_EXERCISE_
Every entry that follows needs to be repeated exactly.

_DATASET RECORDS_
========================================
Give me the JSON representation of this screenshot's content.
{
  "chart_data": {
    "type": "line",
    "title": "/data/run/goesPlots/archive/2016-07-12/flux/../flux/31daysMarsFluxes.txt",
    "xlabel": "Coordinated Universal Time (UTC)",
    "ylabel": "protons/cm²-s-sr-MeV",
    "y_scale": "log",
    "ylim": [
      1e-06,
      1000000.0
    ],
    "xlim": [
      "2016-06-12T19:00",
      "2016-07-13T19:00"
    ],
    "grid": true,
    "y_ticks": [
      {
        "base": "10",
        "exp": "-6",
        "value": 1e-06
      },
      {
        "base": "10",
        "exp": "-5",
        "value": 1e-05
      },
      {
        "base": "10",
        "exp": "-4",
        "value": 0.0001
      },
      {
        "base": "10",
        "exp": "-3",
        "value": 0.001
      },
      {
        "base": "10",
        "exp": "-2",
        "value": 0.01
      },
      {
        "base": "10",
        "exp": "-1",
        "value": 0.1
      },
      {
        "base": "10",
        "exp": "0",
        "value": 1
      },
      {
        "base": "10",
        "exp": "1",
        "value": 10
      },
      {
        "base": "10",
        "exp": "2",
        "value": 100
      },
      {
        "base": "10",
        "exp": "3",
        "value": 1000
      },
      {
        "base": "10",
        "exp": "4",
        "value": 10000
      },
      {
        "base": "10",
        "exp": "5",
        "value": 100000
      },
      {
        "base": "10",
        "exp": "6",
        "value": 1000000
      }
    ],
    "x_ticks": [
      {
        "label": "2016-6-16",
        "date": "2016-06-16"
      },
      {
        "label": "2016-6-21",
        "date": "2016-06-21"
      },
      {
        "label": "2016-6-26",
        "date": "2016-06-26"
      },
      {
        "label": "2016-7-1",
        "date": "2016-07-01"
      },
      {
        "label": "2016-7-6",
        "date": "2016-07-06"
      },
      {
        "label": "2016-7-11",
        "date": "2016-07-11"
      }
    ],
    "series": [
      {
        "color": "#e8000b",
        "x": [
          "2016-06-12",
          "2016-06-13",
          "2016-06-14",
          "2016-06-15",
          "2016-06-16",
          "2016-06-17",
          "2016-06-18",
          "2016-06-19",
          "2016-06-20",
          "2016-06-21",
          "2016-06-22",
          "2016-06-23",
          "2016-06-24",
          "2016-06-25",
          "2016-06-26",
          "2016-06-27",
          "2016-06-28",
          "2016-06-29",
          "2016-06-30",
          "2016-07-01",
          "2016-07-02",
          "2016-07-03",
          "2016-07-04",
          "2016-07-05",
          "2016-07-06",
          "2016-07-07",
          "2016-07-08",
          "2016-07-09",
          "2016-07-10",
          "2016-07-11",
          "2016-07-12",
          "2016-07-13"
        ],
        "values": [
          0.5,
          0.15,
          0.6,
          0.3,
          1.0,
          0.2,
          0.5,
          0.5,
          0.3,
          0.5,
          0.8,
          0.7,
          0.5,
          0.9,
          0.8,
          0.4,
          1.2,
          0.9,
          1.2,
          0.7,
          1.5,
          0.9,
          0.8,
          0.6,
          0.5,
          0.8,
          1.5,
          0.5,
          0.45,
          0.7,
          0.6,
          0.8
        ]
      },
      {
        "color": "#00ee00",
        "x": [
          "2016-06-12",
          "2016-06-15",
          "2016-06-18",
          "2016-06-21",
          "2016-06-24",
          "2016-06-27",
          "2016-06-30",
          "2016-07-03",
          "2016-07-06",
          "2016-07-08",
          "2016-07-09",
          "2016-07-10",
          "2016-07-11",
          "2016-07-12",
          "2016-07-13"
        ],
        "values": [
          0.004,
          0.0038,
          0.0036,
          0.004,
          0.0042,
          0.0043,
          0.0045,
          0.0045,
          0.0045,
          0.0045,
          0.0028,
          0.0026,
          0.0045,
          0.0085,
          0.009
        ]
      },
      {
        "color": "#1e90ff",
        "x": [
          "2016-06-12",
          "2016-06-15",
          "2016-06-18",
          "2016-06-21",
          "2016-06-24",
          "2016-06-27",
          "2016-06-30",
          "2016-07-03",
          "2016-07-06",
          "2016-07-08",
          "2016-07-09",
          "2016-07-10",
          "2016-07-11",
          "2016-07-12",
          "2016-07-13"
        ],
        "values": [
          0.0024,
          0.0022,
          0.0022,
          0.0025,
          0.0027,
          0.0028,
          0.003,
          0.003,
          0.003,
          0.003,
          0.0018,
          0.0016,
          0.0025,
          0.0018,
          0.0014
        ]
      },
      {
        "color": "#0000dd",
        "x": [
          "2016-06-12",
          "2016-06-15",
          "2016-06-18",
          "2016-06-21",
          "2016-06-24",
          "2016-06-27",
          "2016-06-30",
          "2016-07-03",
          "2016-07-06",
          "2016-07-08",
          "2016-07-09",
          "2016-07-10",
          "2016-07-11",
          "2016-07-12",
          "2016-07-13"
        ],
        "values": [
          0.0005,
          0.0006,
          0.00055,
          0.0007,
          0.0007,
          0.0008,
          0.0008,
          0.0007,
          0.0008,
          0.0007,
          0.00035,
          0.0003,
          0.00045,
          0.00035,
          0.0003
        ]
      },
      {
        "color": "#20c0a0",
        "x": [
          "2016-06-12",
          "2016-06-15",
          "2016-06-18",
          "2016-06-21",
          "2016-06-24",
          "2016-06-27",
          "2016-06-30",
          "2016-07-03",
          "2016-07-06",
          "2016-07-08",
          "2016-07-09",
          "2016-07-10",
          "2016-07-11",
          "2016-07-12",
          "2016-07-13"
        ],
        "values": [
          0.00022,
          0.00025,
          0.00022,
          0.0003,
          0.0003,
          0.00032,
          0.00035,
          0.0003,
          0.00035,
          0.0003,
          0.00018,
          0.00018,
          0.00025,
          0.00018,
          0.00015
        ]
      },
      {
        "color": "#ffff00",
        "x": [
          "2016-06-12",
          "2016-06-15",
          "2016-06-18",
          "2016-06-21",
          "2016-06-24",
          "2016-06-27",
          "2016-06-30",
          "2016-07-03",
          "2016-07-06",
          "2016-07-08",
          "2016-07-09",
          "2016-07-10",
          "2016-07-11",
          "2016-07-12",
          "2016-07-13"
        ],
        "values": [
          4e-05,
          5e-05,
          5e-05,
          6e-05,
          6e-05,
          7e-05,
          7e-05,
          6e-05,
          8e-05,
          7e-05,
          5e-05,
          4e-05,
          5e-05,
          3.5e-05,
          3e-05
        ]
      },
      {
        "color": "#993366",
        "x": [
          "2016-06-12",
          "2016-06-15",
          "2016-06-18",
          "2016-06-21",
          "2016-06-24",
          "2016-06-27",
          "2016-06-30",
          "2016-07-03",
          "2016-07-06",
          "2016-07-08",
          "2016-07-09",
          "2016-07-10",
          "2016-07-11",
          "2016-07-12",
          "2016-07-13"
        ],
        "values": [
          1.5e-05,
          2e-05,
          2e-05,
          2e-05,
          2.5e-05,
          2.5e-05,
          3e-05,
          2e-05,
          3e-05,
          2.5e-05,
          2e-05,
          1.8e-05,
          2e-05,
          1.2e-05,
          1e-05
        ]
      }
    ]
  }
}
========================================
_FULL RESPONSE_
Give me the JSON representation of this screenshot's content.
{
  "chart_data": {
    "type": "line",
    "title": "/data/run/goesPlots/archive/2016-07-12/flux/../flux/31daysMarsFluxes.txt",
    "xlabel": "Coordinated Universal Time (UTC)",
    "ylabel": "protons/cm²-s-sr-MeV",
    "y_scale": "log",
    "ylim": [
      1e-06,
      1000000.0
    ],
    "xlim": [
      "2016-06-12T19:00",
      "2016-07-13T19:00"
    ],
    "grid": true,
    "y_ticks": [
      {
        "base": "10",
        "exp": "-6",
        "value": 1e-06
      },
      {
        "base": "10",
        "exp": "-5",
        "value": 1e-05
      },
      {
        "base": "10",
        "exp": "-4",
        "value": 0.0001
      },
      {
        "base": "10",
        "exp": "-3",
        "value": 0.001
      },
      {
        "base": "10",
        "exp": "-2",
        "value": 0.01
      },
      {
        "base": "10",
        "exp": "-1",
        "value": 0.1
      },
      {
        "base": "10",
        "exp": "0",
        "value": 1
      },
      {
        "base": "10",
        "exp": "1",
        "value": 10
      },
      {
        "base": "10",
        "exp": "2",
        "value": 100
      },
      {
        "base": "10",
        "exp": "3",
        "value": 1000
      },
      {
        "base": "10",
        "exp": "4",
        "value": 10000
      },
      {
        "base": "10",
        "exp": "5",
        "value": 100000
      },
      {
        "base": "10",
        "exp": "6",
        "value": 1000000
      }
    ],
    "x_ticks": [
      {
        "label": "2016-6-16",
        "date": "2016-06-16"
      },
      {
        "label": "2016-6-21",
        "date": "2016-06-21"
      },
      {
        "label": "2016-6-26",
        "date": "2016-06-26"
      },
      {
        "label": "2016-7-1",
        "date": "2016-07-01"
      },
      {
        "label": "2016-7-6",
        "date": "2016-07-06"
      },
      {
        "label": "2016-7-11",
        "date": "2016-07-11"
      }
    ],
    "series": [
      {
        "color": "#e8000b",
        "x": [
          "2016-06-12",
          "2016-06-13",
          "2016-06-14",
          "2016-06-15",
          "2016-06-16",
          "2016-06-17",
          "2016-06-18",
          "2016-06-19",
          "2016-06-20",
          "2016-06-21",
          "2016-06-22",
          "2016-06-23",
          "2016-06-24",
          "2016-06-25",
          "2016-06-26",
          "2016-06-27",
          "2016-06-28",
          "2016-06-29",
          "2016-06-30",
          "2016-07-01",
          "2016-07-02",
          "2016-07-03",
          "2016-07-04",
          "2016-07-05",
          "2016-07-06",
          "2016-07-07",
          "2016-07-08",
          "2016-07-09",
          "2016-07-10",
          "2016-07-11",
          "2016-07-12",
          "2016-07-13"
        ],
        "values": [
          0.5,
          0.15,
          0.6,
          0.3,
          1.0,
          0.2,
          0.5,
          0.5,
          0.3,
          0.5,
          0.8,
          0.7,
          0.5,
          0.9,
          0.8,
          0.4,
          1.2,
          0.9,
          1.2,
          0.7,
          1.5,
          0.9,
          0.8,
          0.6,
          0.5,
          0.8,
          1.5,
          0.5,
          0.45,
          0.7,
          0.6,
          0.8
        ]
      },
      {
        "color": "#00ee00",
        "x": [
          "2016-06-12",
          "2016-06-15",
          "2016-06-18",
          "2016-06-21",
          "2016-06-24",
          "2016-06-27",
          "2016-06-30",
          "2016-07-03",
          "2016-07-06",
          "2016-07-08",
          "2016-07-09",
          "2016-07-10",
          "2016-07-11",
          "2016-07-12",
          "2016-07-13"
        ],
        "values": [
          0.004,
          0.0038,
          0.0036,
          0.004,
          0.0042,
          0.0043,
          0.0045,
          0.0045,
          0.0045,
          0.0045,
          0.0028,
          0.0026,
          0.0045,
          0.0085,
          0.009
        ]
      },
      {
        "color": "#1e90ff",
        "x": [
          "2016-06-12",
          "2016-06-15",
          "2016-06-18",
          "2016-06-21",
          "2016-06-24",
          "2016-06-27",
          "2016-06-30",
          "2016-07-03",
          "2016-07-06",
          "2016-07-08",
          "2016-07-09",
          "2016-07-10",
          "2016-07-11",
          "2016-07-12",
          "2016-07-13"
        ],
        "values": [
          0.0024,
          0.0022,
          0.0022,
          0.0025,
          0.0027,
          0.0028,
          0.003,
          0.003,
          0.003,
          0.003,
          0.0018,
          0.0016,
          0.0025,
          0.0018,
          0.0014
        ]
      },
      {
        "color": "#0000dd",
        "x": [
          "2016-06-12",
          "2016-06-15",
          "2016-06-18",
          "2016-06-21",
          "2016-06-24",
          "2016-06-27",
          "2016-06-30",
          "2016-07-03",
          "2016-07-06",
          "2016-07-08",
          "2016-07-09",
          "2016-07-10",
          "2016-07-11",
          "2016-07-12",
          "2016-07-13"
        ],
        "values": [
          0.0005,
          0.0006,
          0.00055,
          0.0007,
          0.0007,
          0.0008,
          0.0008,
          0.0007,
          0.0008,
          0.0007,
          0.00035,
          0.0003,
          0.00045,
          0.00035,
          0.0003
        ]
      },
      {
        "color": "#20c0a0",
        "x": [
          "2016-06-12",
          "2016-06-15",
          "2016-06-18",
          "2016-06-21",
          "2016-06-24",
          "2016-06-27",
          "2016-06-30",
          "2016-07-03",
          "2016-07-06",
          "2016-07-08",
          "2016-07-09",
          "2016-07-10",
          "2016-07-11",
          "2016-07-12",
          "2016-07-13"
        ],
        "values": [
          0.00022,
          0.00025,
          0.00022,
          0.0003,
          0.0003,
          0.00032,
          0.00035,
          0.0003,
          0.00035,
          0.0003,
          0.00018,
          0.00018,
          0.00025,
          0.00018,
          0.00015
        ]
      },
      {
        "color": "#ffff00",
        "x": [
          "2016-06-12",
          "2016-06-15",
          "2016-06-18",
          "2016-06-21",
          "2016-06-24",
          "2016-06-27",
          "2016-06-30",
          "2016-07-03",
          "2016-07-06",
          "2016-07-08",
          "2016-07-09",
          "2016-07-10",
          "2016-07-11",
          "2016-07-12",
          "2016-07-13"
        ],
        "values": [
          4e-05,
          5e-05,
          5e-05,
          6e-05,
          6e-05,
          7e-05,
          7e-05,
          6e-05,
          8e-05,
          7e-05,
          5e-05,
          4e-05,
          5e-05,
          3.5e-05,
          3e-05
        ]
      },
      {
        "color": "#993366",
        "x": [
          "2016-06-12",
          "2016-06-15",
          "2016-06-18",
          "2016-06-21",
          "2016-06-24",
          "2016-06-27",
          "2016-06-30",
          "2016-07-03",
          "2016-07-06",
          "2016-07-08",
          "2016-07-09",
          "2016-07-10",
          "2016-07-11",
          "2016-07-12",
          "2016-07-13"
        ],
        "values": [
          1.5e-05,
          2e-05,
          2e-05,
          2e-05,
          2.5e-05,
          2.5e-05,
          3e-05,
          2e-05,
          3e-05,
          2.5e-05,
          2e-05,
          1.8e-05,
          2e-05,
          1.2e-05,
          1e-05
        ]
      }
    ]
  }
}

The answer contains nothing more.